The tasks |
(a) Answer these questions about the passage on Christian writers' excuses:
(i) Which phrase does the passage call a favorite "out" for Christian writers?
(ii) Besides publicists, whom does it say a writer could hire with spare change?
(iii) What does it say hearing from God means?
(b) Write the next part of the passage on Christian writers' excuses, picking up right after its last sentence.

Page excerpt |
4.) “It just wasn’t God’s will that I… (fill in the blank).” “God’s will” is a favorite “out” for Christian writers. Most often, the saying is followed by things like “find an agent,” “sell a lot of books,” “get published by a traditional press,” “finish the manuscript,” or “advertise aggressively.” Authors love to leverage this against “God’s called me to write,” as in, “God called me to write the book, but I guess it wasn’t His will that I sell very many.” Poor God. I wish He’d get His act together so your career can finally flourish.

3.) “Marketing is not my spiritual gift.”Then you might reconsider #5. Unless God’s also “gifted” you with spare change to hire publicists and marketing strategists, it’s best to assume that if God wants you to write novels, He also wants you to find readers. It’s amazing how many Christian writers feel called to the mountaintop to hear from God only to justify leaving the sacred tablets unread. Perhaps the “call to write” also comes with a “call to market.” Hearing from God means getting the docs into people’s hands. It doesn’t require a spiritual gift, just effort. Funny how hard work can make up for the absence of “spiritual gifts.”

(Layout element data)
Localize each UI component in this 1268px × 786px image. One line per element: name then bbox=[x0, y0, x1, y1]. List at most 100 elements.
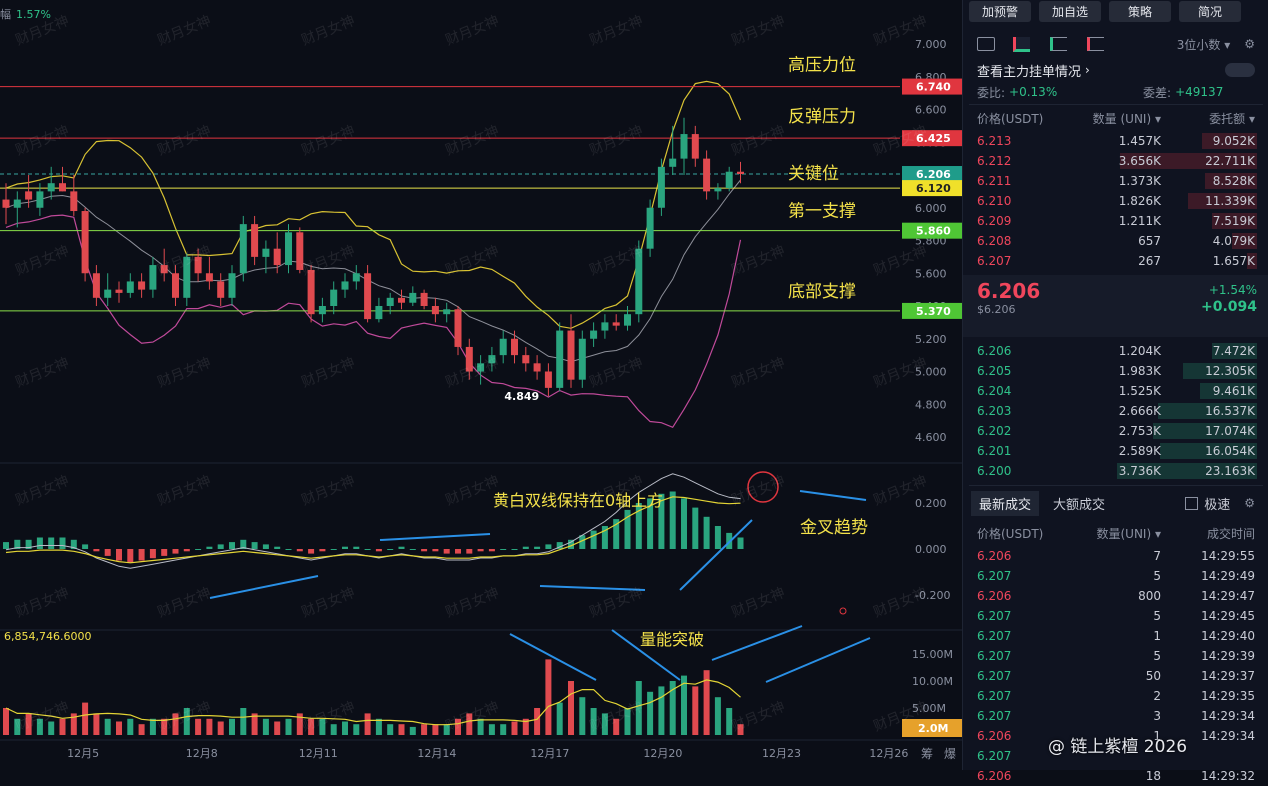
volume-bar bbox=[296, 713, 303, 735]
view-main-label: 查看主力挂单情况 bbox=[977, 64, 1082, 80]
volume-bar bbox=[3, 708, 9, 735]
price-axis-label: 6.600 bbox=[915, 104, 947, 117]
ask-row[interactable]: 6.207 267 1.657K bbox=[963, 251, 1268, 271]
candle-body bbox=[13, 199, 21, 208]
small-marker bbox=[839, 607, 847, 615]
trend-arrow bbox=[679, 519, 753, 591]
bid-row[interactable]: 6.204 1.525K 9.461K bbox=[963, 381, 1268, 401]
tab-large-trades[interactable]: 大额成交 bbox=[1053, 497, 1106, 513]
depth-bar bbox=[1119, 153, 1257, 169]
layout-back-icon[interactable] bbox=[977, 37, 995, 51]
trade-row[interactable]: 6.206 1 14:29:34 bbox=[963, 726, 1268, 746]
row-qty: 5 bbox=[1153, 609, 1161, 623]
ratio-row: 委比: +0.13% 委差: +49137 bbox=[963, 80, 1268, 104]
volume-left-value: 6,854,746.6000 bbox=[4, 630, 91, 643]
ob-header-qty[interactable]: 数量 (UNI) ▾ bbox=[1092, 111, 1161, 126]
candle-body bbox=[646, 207, 654, 249]
volume-bar bbox=[25, 713, 32, 735]
strategy-button[interactable]: 策略 bbox=[1109, 0, 1171, 22]
bid-row[interactable]: 6.205 1.983K 12.305K bbox=[963, 361, 1268, 381]
precision-select[interactable]: 3位小数 ▾ bbox=[1176, 37, 1231, 52]
ratio-value: +0.13% bbox=[1009, 85, 1058, 99]
trade-row[interactable]: 6.207 5 14:29:39 bbox=[963, 646, 1268, 666]
row-qty: 3.656K bbox=[1118, 154, 1161, 168]
volume-bar bbox=[545, 659, 552, 735]
low-marker: 4.849 bbox=[504, 390, 539, 403]
price-axis-label: 5.000 bbox=[915, 366, 947, 379]
candle-body bbox=[375, 306, 383, 320]
trade-row[interactable]: 6.206 800 14:29:47 bbox=[963, 586, 1268, 606]
ask-row[interactable]: 6.209 1.211K 7.519K bbox=[963, 211, 1268, 231]
bid-row[interactable]: 6.201 2.589K 16.054K bbox=[963, 441, 1268, 461]
level-annotation: 第一支撑 bbox=[788, 202, 856, 222]
trade-row[interactable]: 6.206 7 14:29:55 bbox=[963, 546, 1268, 566]
row-qty: 50 bbox=[1145, 669, 1161, 683]
ask-row[interactable]: 6.211 1.373K 8.528K bbox=[963, 171, 1268, 191]
macd-bar bbox=[149, 549, 156, 559]
ask-row[interactable]: 6.208 657 4.079K bbox=[963, 231, 1268, 251]
tab-latest-trades[interactable]: 最新成交 bbox=[971, 490, 1040, 516]
volume-bar bbox=[477, 718, 484, 735]
layout-asks-icon[interactable] bbox=[1087, 37, 1104, 51]
level-badge-label: 6.120 bbox=[916, 182, 951, 195]
bid-row[interactable]: 6.206 1.204K 7.472K bbox=[963, 341, 1268, 361]
bid-row[interactable]: 6.203 2.666K 16.537K bbox=[963, 401, 1268, 421]
overview-button[interactable]: 简况 bbox=[1179, 0, 1241, 22]
candlestick-chart[interactable]: 7.0006.8006.6006.4006.2006.0005.8005.600… bbox=[0, 0, 962, 770]
depth-bar bbox=[1202, 133, 1257, 149]
bid-row[interactable]: 6.202 2.753K 17.074K bbox=[963, 421, 1268, 441]
add-alert-button[interactable]: 加预警 bbox=[969, 0, 1031, 22]
ask-row[interactable]: 6.210 1.826K 11.339K bbox=[963, 191, 1268, 211]
row-amount: 7.472K bbox=[1212, 344, 1255, 358]
trade-row[interactable]: 6.207 5 14:29:49 bbox=[963, 566, 1268, 586]
trades-settings-icon[interactable]: ⚙ bbox=[1244, 496, 1255, 510]
candle-body bbox=[36, 191, 44, 208]
chart-area[interactable]: 7.0006.8006.6006.4006.2006.0005.8005.600… bbox=[0, 0, 962, 770]
row-price: 6.207 bbox=[977, 569, 1012, 583]
macd-axis-label: -0.200 bbox=[915, 589, 950, 602]
volume-bar bbox=[601, 713, 608, 735]
ob-header-amount[interactable]: 委托额 ▾ bbox=[1209, 111, 1255, 126]
volume-bar bbox=[466, 713, 473, 735]
row-time: 14:29:34 bbox=[1201, 729, 1255, 743]
view-main-orders[interactable]: 查看主力挂单情况 › bbox=[963, 60, 1268, 80]
macd-bar bbox=[534, 546, 541, 549]
candle-body bbox=[318, 306, 326, 315]
trade-row[interactable]: 6.207 50 14:29:37 bbox=[963, 666, 1268, 686]
row-time: 14:29:37 bbox=[1201, 669, 1255, 683]
trade-row[interactable]: 6.207 bbox=[963, 746, 1268, 766]
ask-row[interactable]: 6.213 1.457K 9.052K bbox=[963, 131, 1268, 151]
bid-row[interactable]: 6.200 3.736K 23.163K bbox=[963, 461, 1268, 481]
layout-bids-icon[interactable] bbox=[1050, 37, 1067, 51]
volume-bar bbox=[624, 708, 631, 735]
row-qty: 657 bbox=[1138, 234, 1161, 248]
trade-row[interactable]: 6.206 18 14:29:32 bbox=[963, 766, 1268, 786]
level-badge-label: 6.425 bbox=[916, 132, 951, 145]
macd-bar bbox=[590, 530, 597, 549]
add-watchlist-button[interactable]: 加自选 bbox=[1039, 0, 1101, 22]
row-time: 14:29:39 bbox=[1201, 649, 1255, 663]
trades-header-qty[interactable]: 数量(UNI) ▾ bbox=[1096, 526, 1161, 541]
change-absolute: +0.094 bbox=[1200, 299, 1257, 315]
candle-body bbox=[714, 188, 722, 192]
fast-checkbox[interactable] bbox=[1185, 496, 1199, 510]
settings-icon[interactable]: ⚙ bbox=[1244, 37, 1255, 51]
x-axis-right-label: 筹 bbox=[921, 747, 933, 761]
trade-row[interactable]: 6.207 3 14:29:34 bbox=[963, 706, 1268, 726]
trade-row[interactable]: 6.207 2 14:29:35 bbox=[963, 686, 1268, 706]
volume-bar bbox=[14, 718, 21, 735]
trade-row[interactable]: 6.207 5 14:29:45 bbox=[963, 606, 1268, 626]
volume-axis-label: 15.00M bbox=[912, 648, 953, 661]
volume-break-annotation: 量能突破 bbox=[640, 630, 704, 649]
layout-both-icon[interactable] bbox=[1013, 36, 1030, 52]
volume-bar bbox=[522, 718, 529, 735]
volume-bar bbox=[93, 713, 100, 735]
row-price: 6.204 bbox=[977, 384, 1012, 398]
macd-bar bbox=[240, 539, 247, 549]
volume-bar bbox=[511, 721, 518, 735]
trade-row[interactable]: 6.207 1 14:29:40 bbox=[963, 626, 1268, 646]
ask-row[interactable]: 6.212 3.656K 22.711K bbox=[963, 151, 1268, 171]
main-orders-toggle[interactable] bbox=[1225, 63, 1255, 77]
golden-cross-annotation: 金叉趋势 bbox=[800, 518, 868, 538]
last-price-block: 6.206 $6.206 +1.54% +0.094 bbox=[963, 275, 1268, 337]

Outputs by task |
(a)
(i) "God's will"
(ii) Marketing strategists
(iii) Getting the docs into people's hands

(b)
2.) “I want to glorify God in my writing.”Usually this is code for “clean,” alternative, G-rated fare containing redemptive resolutions, biblical references, salvation events, spiritual themes, or subliminal Bible messages imbedded in the story. The question I have is whether God is also “glorified” in a good, well-crafted story. If we can only “glorify God” by specifically writing about God, quoting Scripture, making sure our characters don’t curse and, if they do, get saved by the end of the tale, we reduce God-honoring lit to simply religious tracts. If a Christian writer can only glorify God by writing about explicitly “Christian” stuff, then freelancers, sports reporters, obit writers, corporate copywriters, trade magazine columnists, and even game coders had better find some other way to “glorify God,” because they can’t do it in their writing.

1.) “I write for an audience of One.”Sounds great. But unless He’s also giving you direct revelations, critiquing your novels, correcting your grammar, dialog, characterization, and plot elements, and buying your books, all this means is that you never have to answer to anyone but yourself.

So there you have it! A quintet of cop-outs. My advice to Christian writers: Maybe it’s time we stop over-spiritualizing our craft, hanging the blame on God, and just start digging in.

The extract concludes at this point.